All entries below need to be written out exactly, but without their pictures.

-- DATA --
········

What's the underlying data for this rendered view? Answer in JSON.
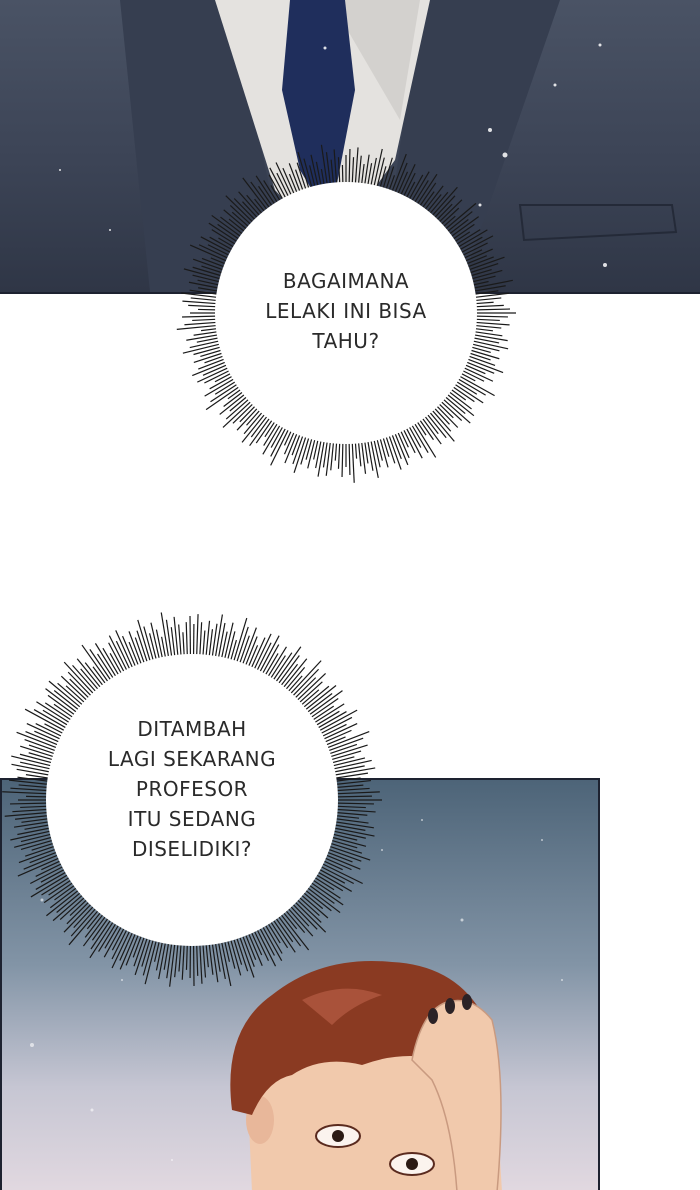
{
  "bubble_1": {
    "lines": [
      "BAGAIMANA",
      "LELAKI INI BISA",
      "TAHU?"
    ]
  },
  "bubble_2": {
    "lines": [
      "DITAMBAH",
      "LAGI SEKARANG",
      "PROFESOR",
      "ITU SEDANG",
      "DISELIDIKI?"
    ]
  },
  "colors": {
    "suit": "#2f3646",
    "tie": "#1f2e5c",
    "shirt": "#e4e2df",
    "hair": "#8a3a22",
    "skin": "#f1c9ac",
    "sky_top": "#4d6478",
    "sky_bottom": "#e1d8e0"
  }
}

········

-- SOLUTION FOR THIS TASK --
What's the underlying data for this rendered view? Answer in JSON.
{
  "bubble_1": {
    "lines": [
      "BAGAIMANA",
      "LELAKI INI BISA",
      "TAHU?"
    ]
  },
  "bubble_2": {
    "lines": [
      "DITAMBAH",
      "LAGI SEKARANG",
      "PROFESOR",
      "ITU SEDANG",
      "DISELIDIKI?"
    ]
  },
  "colors": {
    "suit": "#2f3646",
    "tie": "#1f2e5c",
    "shirt": "#e4e2df",
    "hair": "#8a3a22",
    "skin": "#f1c9ac",
    "sky_top": "#4d6478",
    "sky_bottom": "#e1d8e0"
  }
}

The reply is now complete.